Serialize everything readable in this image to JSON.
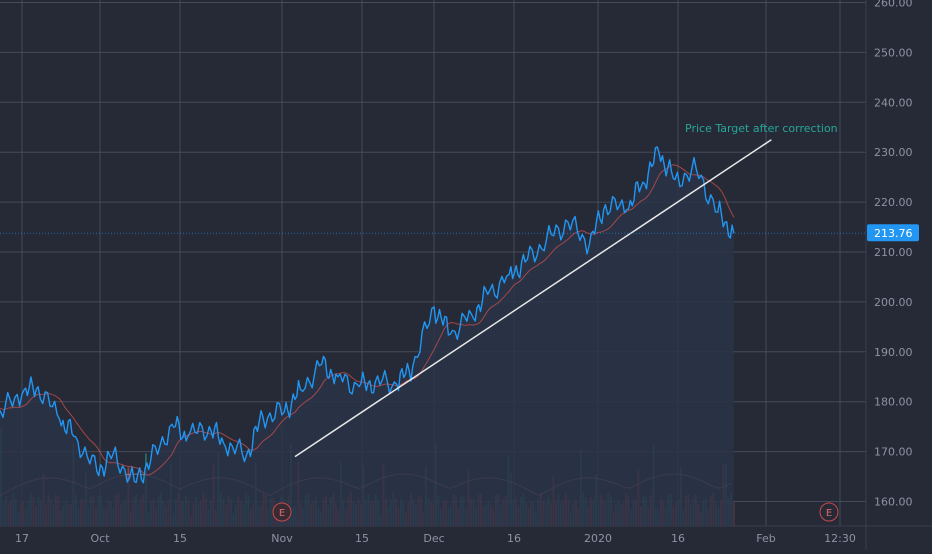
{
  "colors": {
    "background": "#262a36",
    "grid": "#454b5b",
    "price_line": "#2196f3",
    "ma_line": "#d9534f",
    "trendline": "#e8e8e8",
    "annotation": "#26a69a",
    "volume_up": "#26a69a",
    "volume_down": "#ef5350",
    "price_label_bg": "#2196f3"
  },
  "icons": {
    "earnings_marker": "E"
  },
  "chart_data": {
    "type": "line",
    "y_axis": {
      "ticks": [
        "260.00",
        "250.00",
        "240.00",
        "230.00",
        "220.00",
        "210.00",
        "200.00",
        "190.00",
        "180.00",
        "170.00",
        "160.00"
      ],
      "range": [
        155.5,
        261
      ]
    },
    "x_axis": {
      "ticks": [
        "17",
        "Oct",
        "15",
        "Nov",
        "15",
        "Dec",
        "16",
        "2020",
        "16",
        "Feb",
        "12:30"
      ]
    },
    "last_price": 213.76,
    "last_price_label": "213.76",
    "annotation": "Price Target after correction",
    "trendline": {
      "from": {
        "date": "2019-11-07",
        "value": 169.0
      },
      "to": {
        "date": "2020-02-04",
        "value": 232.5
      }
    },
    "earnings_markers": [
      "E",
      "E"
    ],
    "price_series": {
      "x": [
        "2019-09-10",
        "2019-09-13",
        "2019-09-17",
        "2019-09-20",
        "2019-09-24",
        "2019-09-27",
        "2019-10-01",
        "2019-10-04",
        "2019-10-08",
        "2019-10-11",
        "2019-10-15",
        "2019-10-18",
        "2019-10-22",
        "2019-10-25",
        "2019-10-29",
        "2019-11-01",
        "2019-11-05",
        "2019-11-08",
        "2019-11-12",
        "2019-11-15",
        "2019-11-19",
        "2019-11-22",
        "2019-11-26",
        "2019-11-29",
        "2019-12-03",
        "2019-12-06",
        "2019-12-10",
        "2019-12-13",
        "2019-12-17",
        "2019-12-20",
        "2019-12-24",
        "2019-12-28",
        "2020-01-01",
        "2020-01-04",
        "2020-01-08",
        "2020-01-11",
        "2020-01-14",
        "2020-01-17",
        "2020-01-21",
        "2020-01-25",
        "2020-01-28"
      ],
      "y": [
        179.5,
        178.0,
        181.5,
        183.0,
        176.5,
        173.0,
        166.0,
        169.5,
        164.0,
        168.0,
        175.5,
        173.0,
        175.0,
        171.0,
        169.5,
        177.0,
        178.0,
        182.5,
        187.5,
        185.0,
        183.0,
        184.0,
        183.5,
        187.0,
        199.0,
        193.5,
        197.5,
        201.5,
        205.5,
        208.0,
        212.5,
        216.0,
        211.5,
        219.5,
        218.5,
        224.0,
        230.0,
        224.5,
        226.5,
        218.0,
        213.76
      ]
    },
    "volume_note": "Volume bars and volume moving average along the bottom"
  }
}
...
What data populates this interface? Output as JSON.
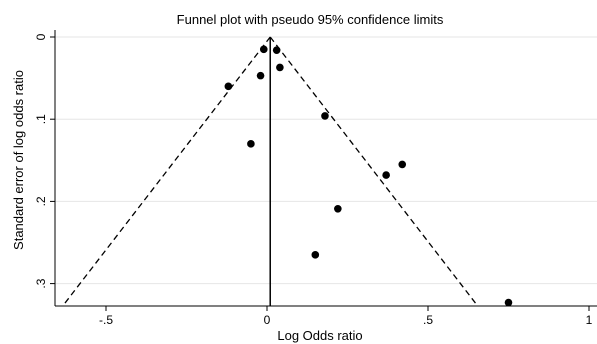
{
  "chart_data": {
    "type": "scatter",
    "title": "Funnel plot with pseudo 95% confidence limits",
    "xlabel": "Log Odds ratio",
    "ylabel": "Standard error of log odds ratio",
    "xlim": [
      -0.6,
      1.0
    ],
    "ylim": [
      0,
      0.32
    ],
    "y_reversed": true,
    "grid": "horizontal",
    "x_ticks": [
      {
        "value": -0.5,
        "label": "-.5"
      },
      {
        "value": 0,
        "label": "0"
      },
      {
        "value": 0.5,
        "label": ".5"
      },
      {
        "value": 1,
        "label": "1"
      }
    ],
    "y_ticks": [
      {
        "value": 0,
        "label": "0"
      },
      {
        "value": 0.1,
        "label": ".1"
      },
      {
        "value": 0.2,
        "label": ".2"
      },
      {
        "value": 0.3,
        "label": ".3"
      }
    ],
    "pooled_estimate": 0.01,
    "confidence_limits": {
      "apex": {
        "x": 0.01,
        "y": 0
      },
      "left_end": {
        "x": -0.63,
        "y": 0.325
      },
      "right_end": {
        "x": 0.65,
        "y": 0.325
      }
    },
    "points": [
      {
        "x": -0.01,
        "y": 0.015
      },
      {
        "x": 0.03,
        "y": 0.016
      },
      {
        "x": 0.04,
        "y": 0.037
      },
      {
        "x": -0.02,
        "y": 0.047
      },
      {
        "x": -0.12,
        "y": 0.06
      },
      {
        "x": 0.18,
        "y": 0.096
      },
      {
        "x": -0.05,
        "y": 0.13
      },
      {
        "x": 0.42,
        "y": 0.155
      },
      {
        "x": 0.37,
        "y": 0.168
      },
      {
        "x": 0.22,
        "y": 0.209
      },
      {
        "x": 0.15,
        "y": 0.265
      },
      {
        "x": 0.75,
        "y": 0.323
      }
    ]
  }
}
==
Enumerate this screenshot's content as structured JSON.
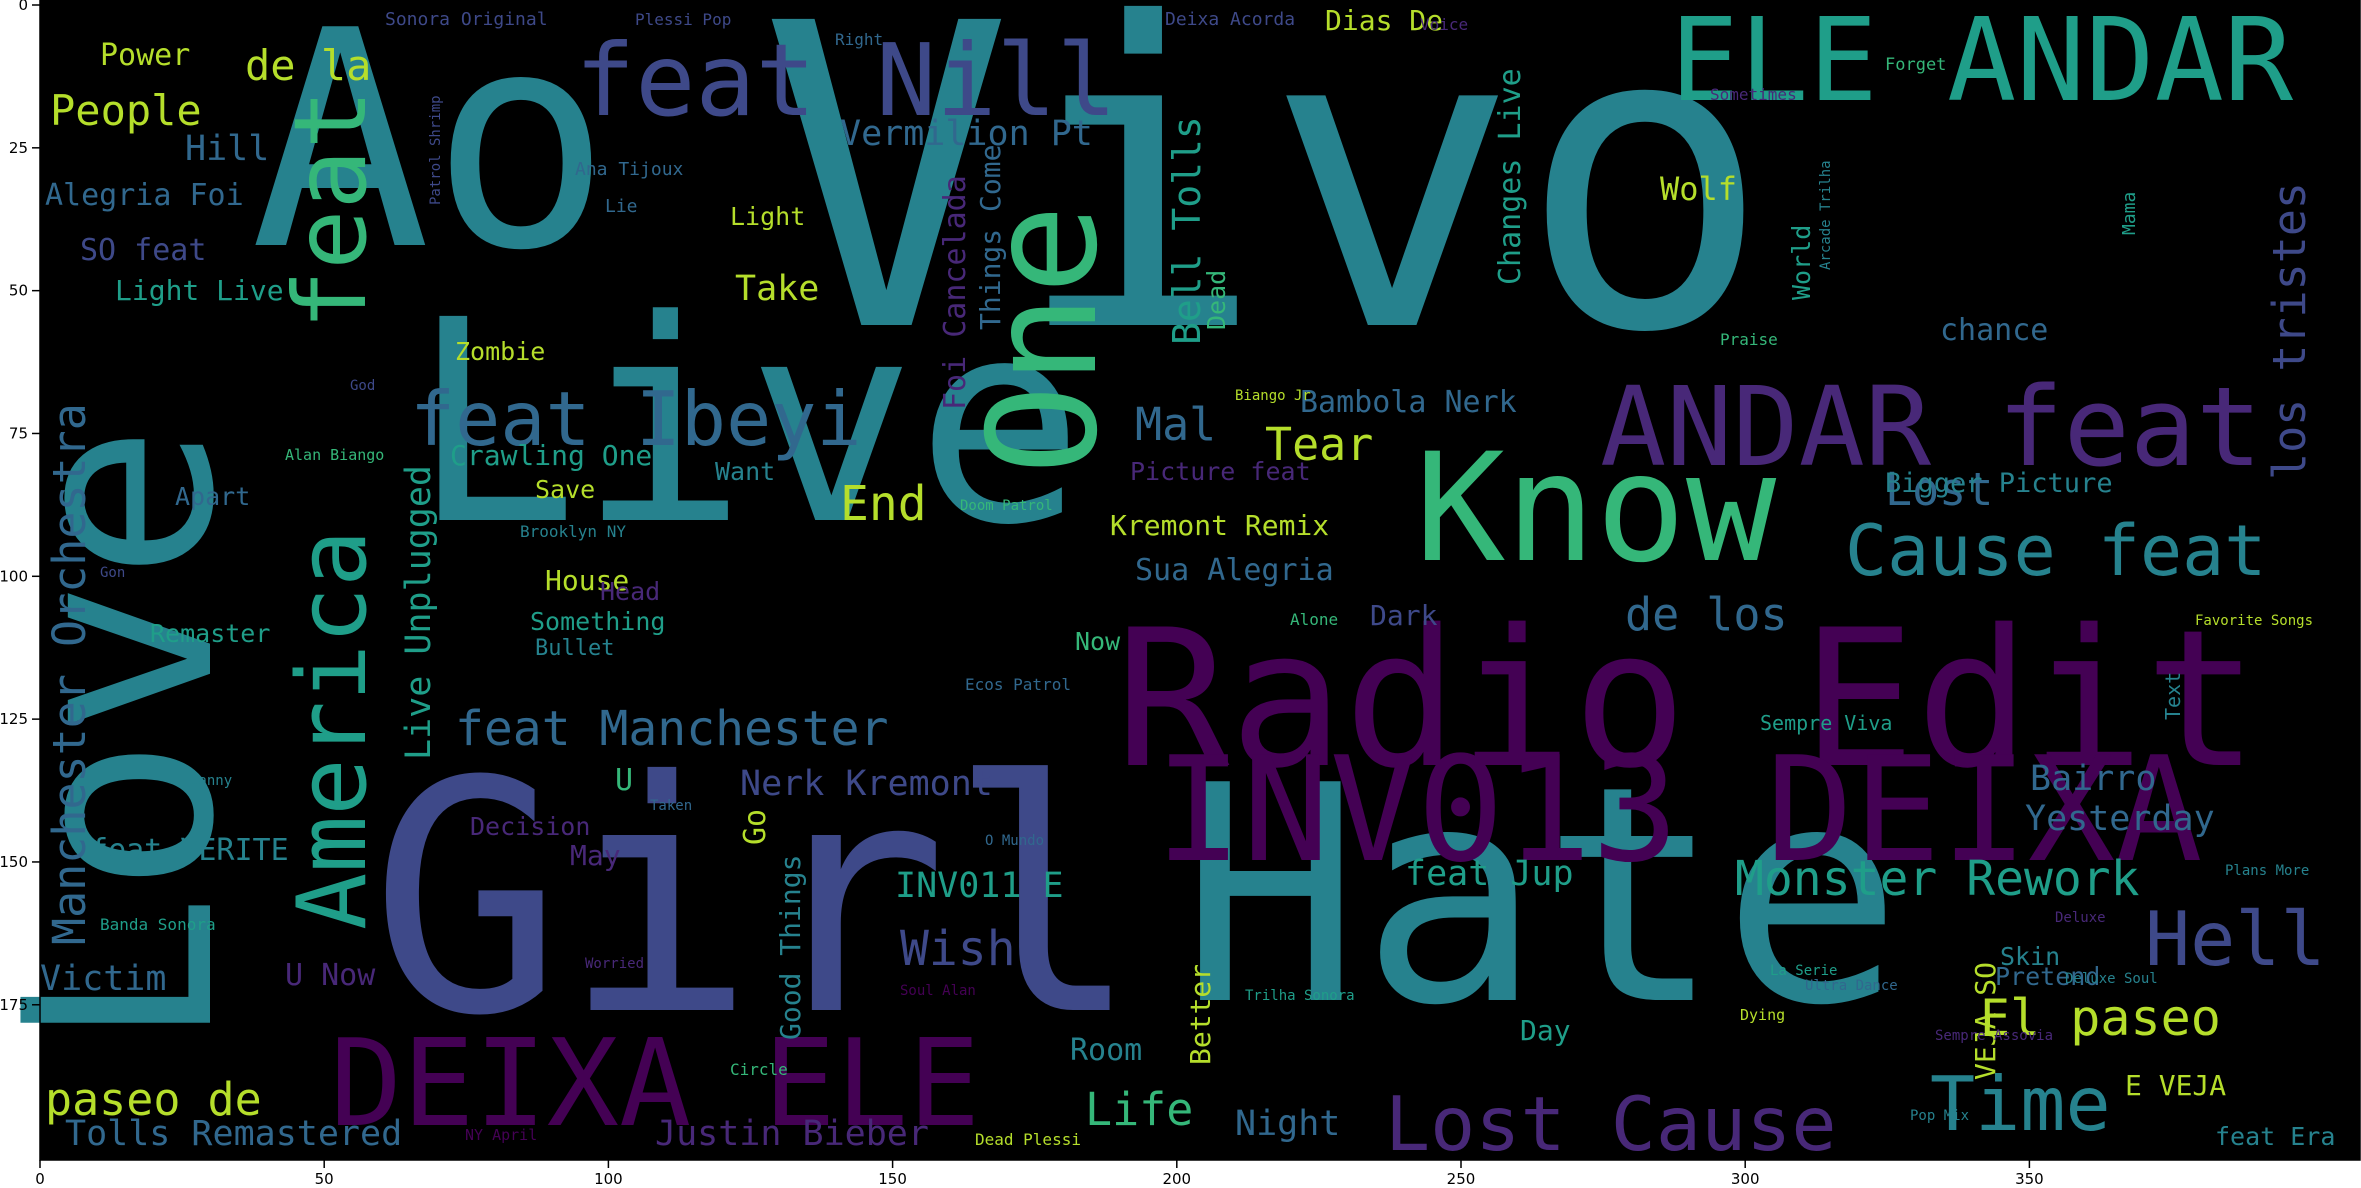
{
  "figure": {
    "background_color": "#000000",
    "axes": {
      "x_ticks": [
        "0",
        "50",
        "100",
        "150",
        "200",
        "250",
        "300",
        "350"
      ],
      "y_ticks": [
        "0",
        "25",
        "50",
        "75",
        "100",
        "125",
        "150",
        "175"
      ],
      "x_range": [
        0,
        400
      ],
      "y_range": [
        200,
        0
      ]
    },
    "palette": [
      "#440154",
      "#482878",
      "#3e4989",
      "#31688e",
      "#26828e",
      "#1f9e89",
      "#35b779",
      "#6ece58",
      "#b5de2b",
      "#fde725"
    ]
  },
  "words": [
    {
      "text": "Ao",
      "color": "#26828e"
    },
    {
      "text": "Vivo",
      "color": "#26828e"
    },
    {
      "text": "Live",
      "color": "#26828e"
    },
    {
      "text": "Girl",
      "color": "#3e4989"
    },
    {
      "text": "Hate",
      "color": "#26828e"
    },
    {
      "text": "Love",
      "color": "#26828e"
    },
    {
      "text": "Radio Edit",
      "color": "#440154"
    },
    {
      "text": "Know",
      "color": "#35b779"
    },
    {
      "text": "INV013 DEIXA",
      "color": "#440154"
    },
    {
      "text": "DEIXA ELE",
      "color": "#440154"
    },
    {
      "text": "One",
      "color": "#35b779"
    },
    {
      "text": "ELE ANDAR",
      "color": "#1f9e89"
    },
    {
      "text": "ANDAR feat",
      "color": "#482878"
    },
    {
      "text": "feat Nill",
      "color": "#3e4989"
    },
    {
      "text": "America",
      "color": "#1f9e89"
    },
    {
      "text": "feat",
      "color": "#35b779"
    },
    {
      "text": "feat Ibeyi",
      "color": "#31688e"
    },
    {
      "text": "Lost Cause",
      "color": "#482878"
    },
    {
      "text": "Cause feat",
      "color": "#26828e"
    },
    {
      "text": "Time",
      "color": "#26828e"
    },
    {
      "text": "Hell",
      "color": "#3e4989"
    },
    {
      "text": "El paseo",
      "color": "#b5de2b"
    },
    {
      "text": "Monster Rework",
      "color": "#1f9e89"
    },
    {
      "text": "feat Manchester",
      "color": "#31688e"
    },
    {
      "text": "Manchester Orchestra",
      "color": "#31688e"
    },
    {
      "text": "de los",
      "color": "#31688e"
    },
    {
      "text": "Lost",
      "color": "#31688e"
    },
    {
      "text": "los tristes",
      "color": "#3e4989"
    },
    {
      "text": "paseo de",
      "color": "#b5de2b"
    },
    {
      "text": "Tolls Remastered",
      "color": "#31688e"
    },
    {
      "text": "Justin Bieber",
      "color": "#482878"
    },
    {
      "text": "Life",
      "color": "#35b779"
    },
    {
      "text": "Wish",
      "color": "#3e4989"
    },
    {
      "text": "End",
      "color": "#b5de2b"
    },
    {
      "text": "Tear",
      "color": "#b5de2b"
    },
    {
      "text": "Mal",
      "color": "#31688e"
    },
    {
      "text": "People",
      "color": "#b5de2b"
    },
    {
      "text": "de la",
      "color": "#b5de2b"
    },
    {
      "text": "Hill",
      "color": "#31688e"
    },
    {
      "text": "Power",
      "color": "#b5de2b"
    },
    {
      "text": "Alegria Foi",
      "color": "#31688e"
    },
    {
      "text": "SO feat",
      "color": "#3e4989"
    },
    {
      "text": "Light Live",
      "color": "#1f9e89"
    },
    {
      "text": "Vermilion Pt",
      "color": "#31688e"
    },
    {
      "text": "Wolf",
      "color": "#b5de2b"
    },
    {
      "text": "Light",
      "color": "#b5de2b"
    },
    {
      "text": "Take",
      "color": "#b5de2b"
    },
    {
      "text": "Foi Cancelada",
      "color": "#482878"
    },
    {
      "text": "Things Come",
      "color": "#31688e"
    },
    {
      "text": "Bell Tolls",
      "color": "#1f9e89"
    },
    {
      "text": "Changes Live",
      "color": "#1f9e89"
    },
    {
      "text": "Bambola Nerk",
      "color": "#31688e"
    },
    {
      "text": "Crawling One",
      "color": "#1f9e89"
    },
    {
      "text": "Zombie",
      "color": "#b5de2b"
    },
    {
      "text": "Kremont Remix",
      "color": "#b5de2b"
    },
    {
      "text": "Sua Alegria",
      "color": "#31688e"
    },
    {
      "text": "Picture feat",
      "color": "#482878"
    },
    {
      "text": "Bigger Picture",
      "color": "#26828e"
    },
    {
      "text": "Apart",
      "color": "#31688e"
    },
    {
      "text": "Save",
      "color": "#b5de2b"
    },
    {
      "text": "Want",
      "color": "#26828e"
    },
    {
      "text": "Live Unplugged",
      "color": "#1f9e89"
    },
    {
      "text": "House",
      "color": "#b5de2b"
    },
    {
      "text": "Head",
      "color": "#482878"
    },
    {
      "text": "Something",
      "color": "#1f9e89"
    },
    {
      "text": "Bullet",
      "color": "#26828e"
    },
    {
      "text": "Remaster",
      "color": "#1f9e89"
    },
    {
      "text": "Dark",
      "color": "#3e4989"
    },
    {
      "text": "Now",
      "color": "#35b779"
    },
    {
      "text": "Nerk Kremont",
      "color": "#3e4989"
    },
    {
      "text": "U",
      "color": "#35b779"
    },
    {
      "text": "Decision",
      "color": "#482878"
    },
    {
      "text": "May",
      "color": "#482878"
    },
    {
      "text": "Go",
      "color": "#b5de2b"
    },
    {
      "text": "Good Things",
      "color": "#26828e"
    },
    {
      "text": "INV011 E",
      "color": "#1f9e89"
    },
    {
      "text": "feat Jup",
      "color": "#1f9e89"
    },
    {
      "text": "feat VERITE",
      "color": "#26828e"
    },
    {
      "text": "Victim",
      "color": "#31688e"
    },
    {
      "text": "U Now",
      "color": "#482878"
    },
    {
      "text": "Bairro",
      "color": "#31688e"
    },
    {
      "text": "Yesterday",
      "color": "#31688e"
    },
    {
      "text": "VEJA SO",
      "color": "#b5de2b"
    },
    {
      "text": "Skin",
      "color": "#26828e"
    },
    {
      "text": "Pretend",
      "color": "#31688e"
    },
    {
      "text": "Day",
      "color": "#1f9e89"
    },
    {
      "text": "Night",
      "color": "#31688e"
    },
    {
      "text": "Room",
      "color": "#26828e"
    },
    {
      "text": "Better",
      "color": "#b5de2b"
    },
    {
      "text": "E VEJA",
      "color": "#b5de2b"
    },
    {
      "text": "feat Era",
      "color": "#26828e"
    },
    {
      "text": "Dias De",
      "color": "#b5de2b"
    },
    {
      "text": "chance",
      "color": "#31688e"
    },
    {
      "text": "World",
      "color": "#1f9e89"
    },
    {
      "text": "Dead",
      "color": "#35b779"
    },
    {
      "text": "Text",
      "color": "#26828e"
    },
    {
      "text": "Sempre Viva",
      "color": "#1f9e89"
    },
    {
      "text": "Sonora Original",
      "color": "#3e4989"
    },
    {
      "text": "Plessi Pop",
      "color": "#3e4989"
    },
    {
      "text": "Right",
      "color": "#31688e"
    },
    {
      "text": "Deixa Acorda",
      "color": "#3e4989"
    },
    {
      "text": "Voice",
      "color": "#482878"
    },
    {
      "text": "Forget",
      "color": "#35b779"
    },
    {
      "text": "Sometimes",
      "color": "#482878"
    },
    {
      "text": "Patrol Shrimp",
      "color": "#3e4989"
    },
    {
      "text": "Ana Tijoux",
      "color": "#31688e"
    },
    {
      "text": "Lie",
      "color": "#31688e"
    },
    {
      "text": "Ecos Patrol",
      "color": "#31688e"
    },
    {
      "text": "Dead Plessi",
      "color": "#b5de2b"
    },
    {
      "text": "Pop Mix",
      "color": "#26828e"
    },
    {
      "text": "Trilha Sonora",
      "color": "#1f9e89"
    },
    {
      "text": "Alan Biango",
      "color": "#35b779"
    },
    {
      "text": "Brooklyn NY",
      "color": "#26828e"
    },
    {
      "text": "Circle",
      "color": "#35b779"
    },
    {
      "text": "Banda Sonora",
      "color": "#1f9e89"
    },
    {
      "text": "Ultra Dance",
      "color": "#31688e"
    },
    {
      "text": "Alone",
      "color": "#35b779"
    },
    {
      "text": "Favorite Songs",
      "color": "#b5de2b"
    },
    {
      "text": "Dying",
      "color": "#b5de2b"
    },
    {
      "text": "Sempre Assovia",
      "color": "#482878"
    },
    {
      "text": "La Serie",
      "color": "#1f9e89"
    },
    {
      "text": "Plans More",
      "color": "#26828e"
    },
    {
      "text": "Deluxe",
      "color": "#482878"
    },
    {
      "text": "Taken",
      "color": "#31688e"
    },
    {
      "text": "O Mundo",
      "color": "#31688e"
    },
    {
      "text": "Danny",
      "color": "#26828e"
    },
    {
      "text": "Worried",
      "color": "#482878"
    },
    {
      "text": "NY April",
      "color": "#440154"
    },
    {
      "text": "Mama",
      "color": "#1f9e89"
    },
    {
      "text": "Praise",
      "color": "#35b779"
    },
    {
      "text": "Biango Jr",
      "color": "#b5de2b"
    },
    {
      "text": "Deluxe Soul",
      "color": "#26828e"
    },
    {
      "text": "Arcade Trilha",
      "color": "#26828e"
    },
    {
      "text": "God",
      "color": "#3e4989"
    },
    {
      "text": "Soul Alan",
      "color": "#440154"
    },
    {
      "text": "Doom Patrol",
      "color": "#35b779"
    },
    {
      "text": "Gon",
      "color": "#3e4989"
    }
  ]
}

- [Your objective]
Count how many lines include the string "Kremont". Nothing but the number is needed.

- [Finished answer]
2